Dataset
--- START ---

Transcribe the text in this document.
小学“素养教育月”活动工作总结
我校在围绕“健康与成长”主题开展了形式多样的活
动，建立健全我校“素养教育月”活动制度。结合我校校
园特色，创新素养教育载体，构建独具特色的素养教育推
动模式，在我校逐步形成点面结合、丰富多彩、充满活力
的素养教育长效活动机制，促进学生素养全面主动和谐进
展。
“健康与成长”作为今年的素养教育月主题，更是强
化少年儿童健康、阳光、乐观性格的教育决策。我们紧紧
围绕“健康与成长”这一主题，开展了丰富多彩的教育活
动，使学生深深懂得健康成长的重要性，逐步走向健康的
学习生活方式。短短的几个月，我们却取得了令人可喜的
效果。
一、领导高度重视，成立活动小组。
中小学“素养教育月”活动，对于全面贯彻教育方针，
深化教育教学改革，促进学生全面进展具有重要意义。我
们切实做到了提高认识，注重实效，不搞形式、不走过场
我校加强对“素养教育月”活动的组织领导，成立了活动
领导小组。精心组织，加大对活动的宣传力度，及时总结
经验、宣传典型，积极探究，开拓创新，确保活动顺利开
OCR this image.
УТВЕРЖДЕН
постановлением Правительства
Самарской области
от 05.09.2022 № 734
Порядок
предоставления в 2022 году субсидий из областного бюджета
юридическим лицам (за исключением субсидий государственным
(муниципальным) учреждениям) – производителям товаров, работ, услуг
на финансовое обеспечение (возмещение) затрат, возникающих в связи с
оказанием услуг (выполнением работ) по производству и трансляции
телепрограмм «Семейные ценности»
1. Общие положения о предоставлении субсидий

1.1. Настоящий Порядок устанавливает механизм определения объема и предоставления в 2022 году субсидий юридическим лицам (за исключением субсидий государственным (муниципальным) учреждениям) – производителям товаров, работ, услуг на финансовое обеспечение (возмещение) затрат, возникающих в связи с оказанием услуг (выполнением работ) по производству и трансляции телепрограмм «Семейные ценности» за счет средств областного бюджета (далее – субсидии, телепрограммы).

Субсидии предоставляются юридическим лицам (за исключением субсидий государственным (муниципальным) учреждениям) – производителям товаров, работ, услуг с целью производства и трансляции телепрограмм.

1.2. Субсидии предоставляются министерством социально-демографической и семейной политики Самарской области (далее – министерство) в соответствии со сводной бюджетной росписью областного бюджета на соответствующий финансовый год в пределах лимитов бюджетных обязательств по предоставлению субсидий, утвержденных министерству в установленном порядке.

--- END ---

What needs to be done
Give back all the records exactly as they stand.

Written solution
Transcribe the text in this document.
小学“素养教育月”活动工作总结
我校在围绕“健康与成长”主题开展了形式多样的活
动，建立健全我校“素养教育月”活动制度。结合我校校
园特色，创新素养教育载体，构建独具特色的素养教育推
动模式，在我校逐步形成点面结合、丰富多彩、充满活力
的素养教育长效活动机制，促进学生素养全面主动和谐进
展。
“健康与成长”作为今年的素养教育月主题，更是强
化少年儿童健康、阳光、乐观性格的教育决策。我们紧紧
围绕“健康与成长”这一主题，开展了丰富多彩的教育活
动，使学生深深懂得健康成长的重要性，逐步走向健康的
学习生活方式。短短的几个月，我们却取得了令人可喜的
效果。
一、领导高度重视，成立活动小组。
中小学“素养教育月”活动，对于全面贯彻教育方针，
深化教育教学改革，促进学生全面进展具有重要意义。我
们切实做到了提高认识，注重实效，不搞形式、不走过场
我校加强对“素养教育月”活动的组织领导，成立了活动
领导小组。精心组织，加大对活动的宣传力度，及时总结
经验、宣传典型，积极探究，开拓创新，确保活动顺利开
OCR this image.
УТВЕРЖДЕН
постановлением Правительства
Самарской области
от 05.09.2022 № 734
Порядок
предоставления в 2022 году субсидий из областного бюджета
юридическим лицам (за исключением субсидий государственным
(муниципальным) учреждениям) – производителям товаров, работ, услуг
на финансовое обеспечение (возмещение) затрат, возникающих в связи с
оказанием услуг (выполнением работ) по производству и трансляции
телепрограмм «Семейные ценности»
1. Общие положения о предоставлении субсидий

1.1. Настоящий Порядок устанавливает механизм определения объема и предоставления в 2022 году субсидий юридическим лицам (за исключением субсидий государственным (муниципальным) учреждениям) – производителям товаров, работ, услуг на финансовое обеспечение (возмещение) затрат, возникающих в связи с оказанием услуг (выполнением работ) по производству и трансляции телепрограмм «Семейные ценности» за счет средств областного бюджета (далее – субсидии, телепрограммы).

Субсидии предоставляются юридическим лицам (за исключением субсидий государственным (муниципальным) учреждениям) – производителям товаров, работ, услуг с целью производства и трансляции телепрограмм.

1.2. Субсидии предоставляются министерством социально-демографической и семейной политики Самарской области (далее – министерство) в соответствии со сводной бюджетной росписью областного бюджета на соответствующий финансовый год в пределах лимитов бюджетных обязательств по предоставлению субсидий, утвержденных министерству в установленном порядке.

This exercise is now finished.